----- Record excerpts

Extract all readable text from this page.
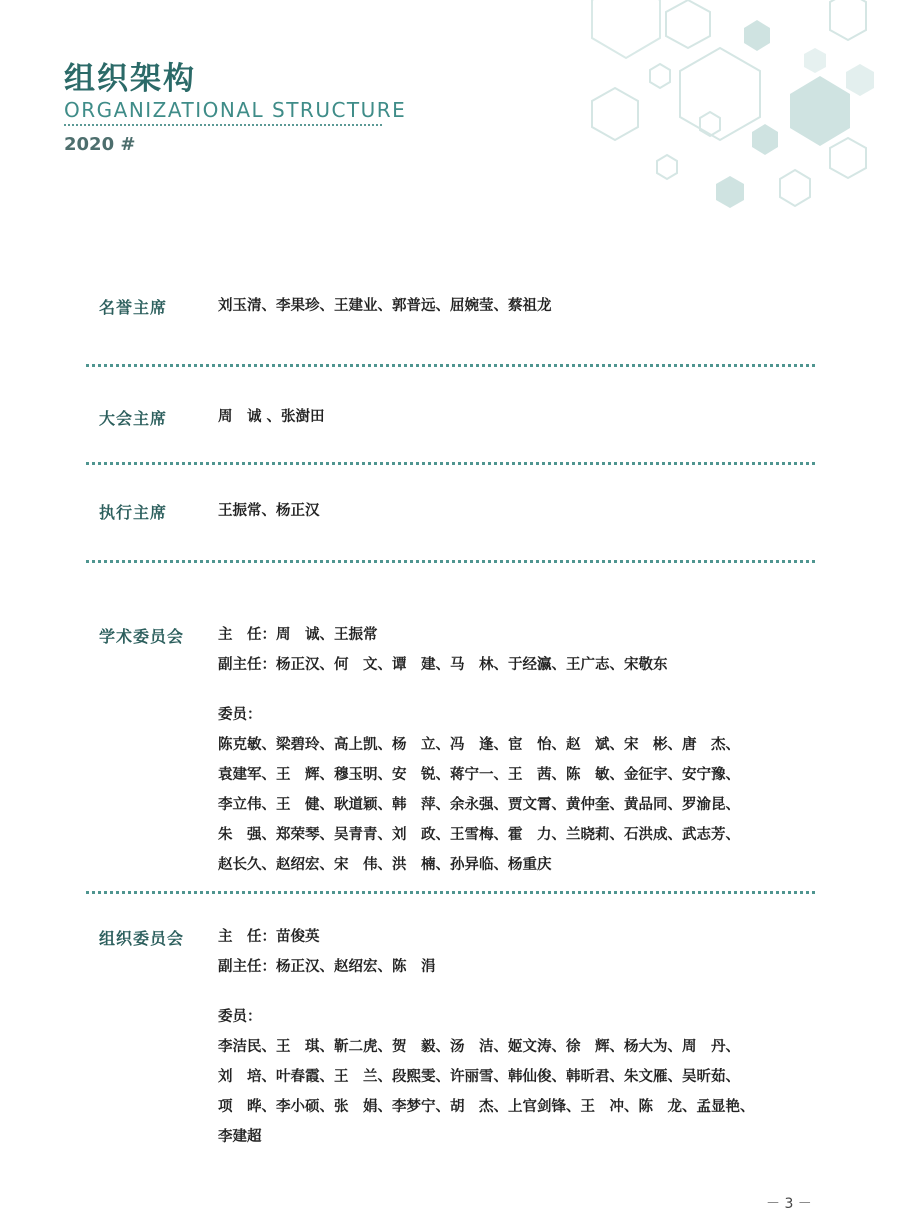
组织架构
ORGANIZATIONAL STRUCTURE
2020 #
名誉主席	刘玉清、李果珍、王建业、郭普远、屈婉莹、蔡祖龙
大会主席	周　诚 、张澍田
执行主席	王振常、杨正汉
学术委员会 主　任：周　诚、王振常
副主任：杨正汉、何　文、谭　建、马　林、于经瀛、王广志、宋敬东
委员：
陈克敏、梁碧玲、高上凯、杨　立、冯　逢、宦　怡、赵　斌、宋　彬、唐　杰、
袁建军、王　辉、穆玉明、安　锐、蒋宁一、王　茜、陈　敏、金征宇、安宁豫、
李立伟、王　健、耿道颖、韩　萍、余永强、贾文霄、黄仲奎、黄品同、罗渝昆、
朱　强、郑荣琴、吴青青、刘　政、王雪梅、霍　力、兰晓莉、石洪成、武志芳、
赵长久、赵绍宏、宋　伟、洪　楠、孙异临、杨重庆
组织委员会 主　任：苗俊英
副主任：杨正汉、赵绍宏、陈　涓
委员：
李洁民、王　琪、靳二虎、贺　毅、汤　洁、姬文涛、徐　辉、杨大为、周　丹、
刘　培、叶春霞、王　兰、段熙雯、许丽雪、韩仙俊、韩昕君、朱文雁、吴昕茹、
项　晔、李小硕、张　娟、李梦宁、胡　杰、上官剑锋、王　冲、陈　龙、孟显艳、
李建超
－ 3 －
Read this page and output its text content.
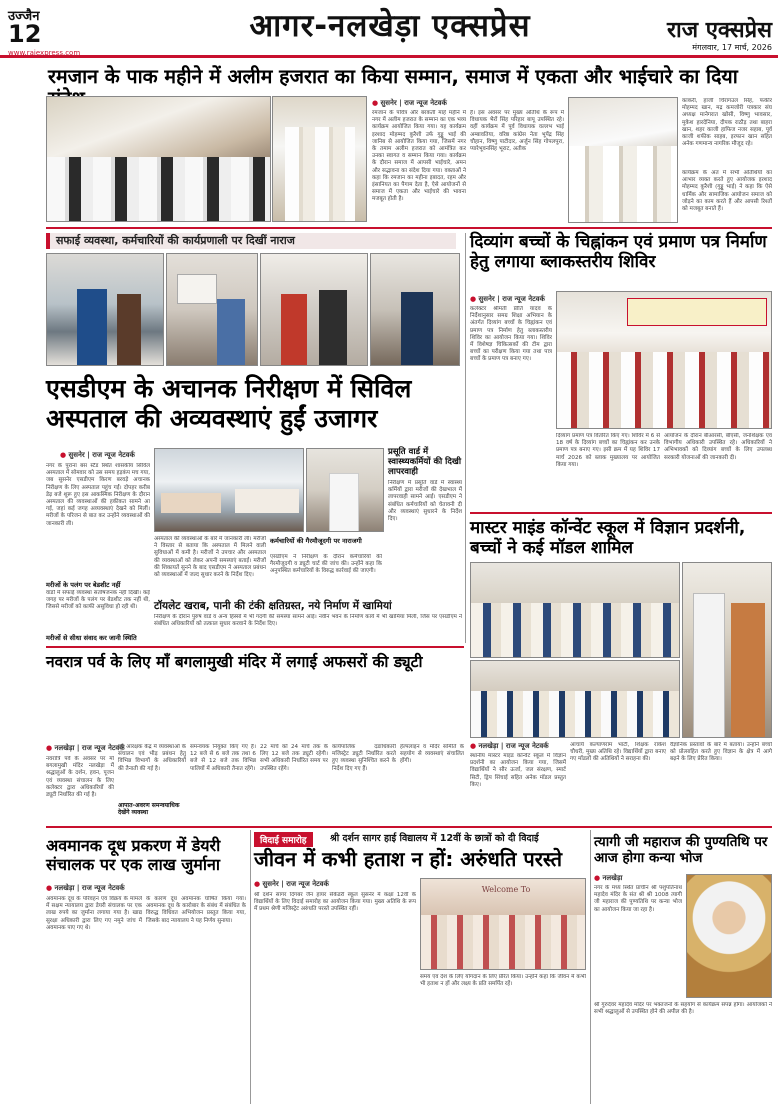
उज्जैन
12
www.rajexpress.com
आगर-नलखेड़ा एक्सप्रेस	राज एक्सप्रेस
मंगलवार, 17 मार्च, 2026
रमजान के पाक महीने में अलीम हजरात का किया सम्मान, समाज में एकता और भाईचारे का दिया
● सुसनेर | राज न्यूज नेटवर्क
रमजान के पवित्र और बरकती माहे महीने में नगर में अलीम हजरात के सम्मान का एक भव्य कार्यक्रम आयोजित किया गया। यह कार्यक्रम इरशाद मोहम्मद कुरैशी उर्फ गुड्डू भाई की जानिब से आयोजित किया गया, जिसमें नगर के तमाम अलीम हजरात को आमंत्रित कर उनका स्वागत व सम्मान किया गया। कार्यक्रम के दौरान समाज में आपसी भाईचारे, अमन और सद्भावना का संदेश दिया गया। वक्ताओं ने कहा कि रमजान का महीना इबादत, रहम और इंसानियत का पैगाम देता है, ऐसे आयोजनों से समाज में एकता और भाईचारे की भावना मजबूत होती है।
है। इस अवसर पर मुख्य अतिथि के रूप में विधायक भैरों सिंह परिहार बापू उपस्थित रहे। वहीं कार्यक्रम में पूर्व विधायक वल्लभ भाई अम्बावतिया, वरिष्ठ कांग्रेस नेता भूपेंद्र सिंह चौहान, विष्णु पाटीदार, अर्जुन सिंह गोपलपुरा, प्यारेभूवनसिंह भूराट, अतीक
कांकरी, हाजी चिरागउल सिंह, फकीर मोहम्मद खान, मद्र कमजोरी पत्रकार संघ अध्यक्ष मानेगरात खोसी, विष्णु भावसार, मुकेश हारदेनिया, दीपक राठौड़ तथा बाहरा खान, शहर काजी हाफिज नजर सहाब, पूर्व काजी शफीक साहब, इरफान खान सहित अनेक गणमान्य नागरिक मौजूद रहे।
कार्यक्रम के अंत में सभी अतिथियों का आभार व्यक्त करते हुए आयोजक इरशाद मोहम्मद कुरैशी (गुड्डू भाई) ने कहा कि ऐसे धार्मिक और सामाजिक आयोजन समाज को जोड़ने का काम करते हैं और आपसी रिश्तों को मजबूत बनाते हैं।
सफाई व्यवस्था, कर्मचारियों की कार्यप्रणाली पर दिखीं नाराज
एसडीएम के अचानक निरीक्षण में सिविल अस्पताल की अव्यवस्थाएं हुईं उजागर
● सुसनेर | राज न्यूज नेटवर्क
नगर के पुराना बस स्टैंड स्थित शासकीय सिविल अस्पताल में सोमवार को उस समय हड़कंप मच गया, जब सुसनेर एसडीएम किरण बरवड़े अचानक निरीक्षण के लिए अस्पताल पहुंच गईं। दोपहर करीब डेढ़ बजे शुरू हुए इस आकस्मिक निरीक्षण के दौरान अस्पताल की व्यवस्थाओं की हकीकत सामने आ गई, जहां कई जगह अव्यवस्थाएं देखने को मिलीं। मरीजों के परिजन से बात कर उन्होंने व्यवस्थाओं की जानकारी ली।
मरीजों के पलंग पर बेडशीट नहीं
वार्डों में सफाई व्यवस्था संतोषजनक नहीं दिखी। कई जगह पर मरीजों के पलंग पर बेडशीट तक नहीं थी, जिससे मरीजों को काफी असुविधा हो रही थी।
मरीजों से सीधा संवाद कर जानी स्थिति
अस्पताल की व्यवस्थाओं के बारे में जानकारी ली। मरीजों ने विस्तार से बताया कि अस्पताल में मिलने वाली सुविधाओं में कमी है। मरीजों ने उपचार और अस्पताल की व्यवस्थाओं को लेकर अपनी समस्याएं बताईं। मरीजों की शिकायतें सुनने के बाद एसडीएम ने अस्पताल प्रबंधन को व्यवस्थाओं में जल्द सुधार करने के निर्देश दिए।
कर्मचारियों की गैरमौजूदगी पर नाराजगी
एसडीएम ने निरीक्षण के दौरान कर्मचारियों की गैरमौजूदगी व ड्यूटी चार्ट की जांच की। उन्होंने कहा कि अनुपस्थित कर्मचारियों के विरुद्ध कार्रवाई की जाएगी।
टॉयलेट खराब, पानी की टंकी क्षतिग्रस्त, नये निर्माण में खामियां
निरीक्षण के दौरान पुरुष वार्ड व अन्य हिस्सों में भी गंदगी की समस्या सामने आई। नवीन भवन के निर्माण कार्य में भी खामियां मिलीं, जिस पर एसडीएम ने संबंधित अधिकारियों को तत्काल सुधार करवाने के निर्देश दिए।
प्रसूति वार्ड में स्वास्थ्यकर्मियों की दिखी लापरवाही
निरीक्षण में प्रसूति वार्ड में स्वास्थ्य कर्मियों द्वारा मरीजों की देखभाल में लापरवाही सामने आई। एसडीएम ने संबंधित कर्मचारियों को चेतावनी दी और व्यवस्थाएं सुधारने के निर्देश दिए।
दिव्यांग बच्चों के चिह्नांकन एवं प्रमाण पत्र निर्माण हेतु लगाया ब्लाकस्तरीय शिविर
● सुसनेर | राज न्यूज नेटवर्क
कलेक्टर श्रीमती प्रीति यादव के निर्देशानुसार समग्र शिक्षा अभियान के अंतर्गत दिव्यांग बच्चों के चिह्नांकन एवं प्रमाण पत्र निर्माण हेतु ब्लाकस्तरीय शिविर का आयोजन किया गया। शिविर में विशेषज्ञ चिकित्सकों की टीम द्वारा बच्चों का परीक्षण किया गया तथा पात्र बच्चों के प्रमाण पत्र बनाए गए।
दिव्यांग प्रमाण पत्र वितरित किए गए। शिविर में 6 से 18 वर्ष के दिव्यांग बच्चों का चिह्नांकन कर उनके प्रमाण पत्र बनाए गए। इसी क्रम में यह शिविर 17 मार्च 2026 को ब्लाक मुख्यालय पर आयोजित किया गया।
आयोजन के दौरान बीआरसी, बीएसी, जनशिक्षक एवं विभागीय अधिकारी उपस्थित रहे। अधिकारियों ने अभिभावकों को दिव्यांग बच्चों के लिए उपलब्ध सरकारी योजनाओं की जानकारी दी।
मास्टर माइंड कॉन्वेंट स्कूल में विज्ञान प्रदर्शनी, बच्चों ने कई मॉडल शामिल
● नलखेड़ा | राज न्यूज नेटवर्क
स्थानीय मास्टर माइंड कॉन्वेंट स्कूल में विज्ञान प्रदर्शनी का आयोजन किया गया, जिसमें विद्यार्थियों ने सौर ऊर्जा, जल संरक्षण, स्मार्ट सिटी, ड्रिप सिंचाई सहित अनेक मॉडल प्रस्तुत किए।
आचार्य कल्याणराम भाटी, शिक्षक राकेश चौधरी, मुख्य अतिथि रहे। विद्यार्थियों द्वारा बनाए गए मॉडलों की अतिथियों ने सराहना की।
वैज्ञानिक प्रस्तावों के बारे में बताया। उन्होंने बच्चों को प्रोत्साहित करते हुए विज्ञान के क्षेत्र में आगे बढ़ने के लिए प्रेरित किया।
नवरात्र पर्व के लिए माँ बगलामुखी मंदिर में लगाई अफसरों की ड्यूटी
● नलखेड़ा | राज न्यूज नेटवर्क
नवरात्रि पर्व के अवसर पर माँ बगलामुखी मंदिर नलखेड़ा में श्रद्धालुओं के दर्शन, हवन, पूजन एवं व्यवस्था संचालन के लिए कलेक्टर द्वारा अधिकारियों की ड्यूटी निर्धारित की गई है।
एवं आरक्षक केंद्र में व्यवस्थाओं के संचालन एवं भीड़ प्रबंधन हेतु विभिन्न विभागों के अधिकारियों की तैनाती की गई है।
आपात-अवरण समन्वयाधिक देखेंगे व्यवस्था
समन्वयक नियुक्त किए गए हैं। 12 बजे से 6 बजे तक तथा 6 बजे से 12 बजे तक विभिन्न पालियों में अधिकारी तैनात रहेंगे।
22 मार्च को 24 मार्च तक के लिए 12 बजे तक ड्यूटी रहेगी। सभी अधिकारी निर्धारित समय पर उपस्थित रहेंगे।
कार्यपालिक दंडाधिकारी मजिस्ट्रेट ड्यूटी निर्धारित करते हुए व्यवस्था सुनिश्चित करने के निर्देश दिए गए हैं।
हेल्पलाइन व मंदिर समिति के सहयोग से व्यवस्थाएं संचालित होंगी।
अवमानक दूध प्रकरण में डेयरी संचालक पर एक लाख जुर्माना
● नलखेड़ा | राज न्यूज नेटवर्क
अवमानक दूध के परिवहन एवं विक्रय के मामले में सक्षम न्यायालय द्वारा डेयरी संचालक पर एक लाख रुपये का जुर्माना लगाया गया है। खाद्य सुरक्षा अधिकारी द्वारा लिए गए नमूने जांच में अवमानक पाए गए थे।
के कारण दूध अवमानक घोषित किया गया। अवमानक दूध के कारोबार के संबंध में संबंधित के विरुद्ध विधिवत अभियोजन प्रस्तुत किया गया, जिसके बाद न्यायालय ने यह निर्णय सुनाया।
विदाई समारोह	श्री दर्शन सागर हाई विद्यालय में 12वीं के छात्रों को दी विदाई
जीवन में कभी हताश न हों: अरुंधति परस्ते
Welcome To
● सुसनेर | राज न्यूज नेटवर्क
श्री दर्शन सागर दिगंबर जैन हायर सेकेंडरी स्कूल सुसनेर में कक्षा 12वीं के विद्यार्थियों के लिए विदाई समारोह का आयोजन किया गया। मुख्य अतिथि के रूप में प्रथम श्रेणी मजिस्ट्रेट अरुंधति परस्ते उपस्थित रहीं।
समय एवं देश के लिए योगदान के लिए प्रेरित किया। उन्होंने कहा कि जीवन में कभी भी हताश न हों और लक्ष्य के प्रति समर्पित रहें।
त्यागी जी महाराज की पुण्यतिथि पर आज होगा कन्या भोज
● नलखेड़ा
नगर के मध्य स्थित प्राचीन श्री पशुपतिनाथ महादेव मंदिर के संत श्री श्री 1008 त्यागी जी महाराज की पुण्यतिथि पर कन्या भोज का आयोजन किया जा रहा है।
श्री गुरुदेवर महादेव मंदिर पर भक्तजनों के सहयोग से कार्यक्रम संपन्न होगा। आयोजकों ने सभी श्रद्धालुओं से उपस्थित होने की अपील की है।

----------

--- Requirements ---
Where a line above contains the string "page", copy that line.

--- The output ---
Extract all readable text from this page.
Read this page and output its text content.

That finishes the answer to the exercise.